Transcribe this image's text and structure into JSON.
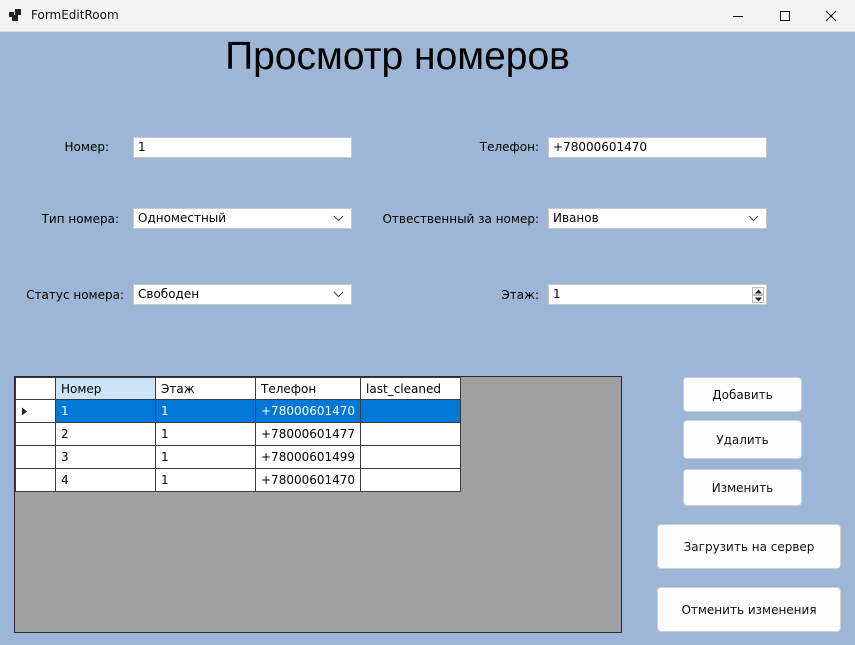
{
  "window": {
    "title": "FormEditRoom"
  },
  "heading": "Просмотр номеров",
  "form": {
    "room_label": "Номер:",
    "room_value": "1",
    "phone_label": "Телефон:",
    "phone_value": "+78000601470",
    "type_label": "Тип номера:",
    "type_value": "Одноместный",
    "responsible_label": "Отвественный за номер:",
    "responsible_value": "Иванов",
    "status_label": "Статус номера:",
    "status_value": "Свободен",
    "floor_label": "Этаж:",
    "floor_value": "1"
  },
  "grid": {
    "columns": [
      "Номер",
      "Этаж",
      "Телефон",
      "last_cleaned"
    ],
    "rows": [
      [
        "1",
        "1",
        "+78000601470",
        ""
      ],
      [
        "2",
        "1",
        "+78000601477",
        ""
      ],
      [
        "3",
        "1",
        "+78000601499",
        ""
      ],
      [
        "4",
        "1",
        "+78000601470",
        ""
      ]
    ],
    "selected_row": 0
  },
  "buttons": {
    "add": "Добавить",
    "delete": "Удалить",
    "edit": "Изменить",
    "upload": "Загрузить на сервер",
    "cancel": "Отменить изменения"
  },
  "colors": {
    "form_bg": "#9eb6d5",
    "selection": "#0078d7",
    "grid_bg": "#a0a0a0"
  }
}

- [The request] Report every line containing the word "номера" from the listing above.

- [Finished answer]
    "type_label": "Тип номера:",
    "status_label": "Статус номера:",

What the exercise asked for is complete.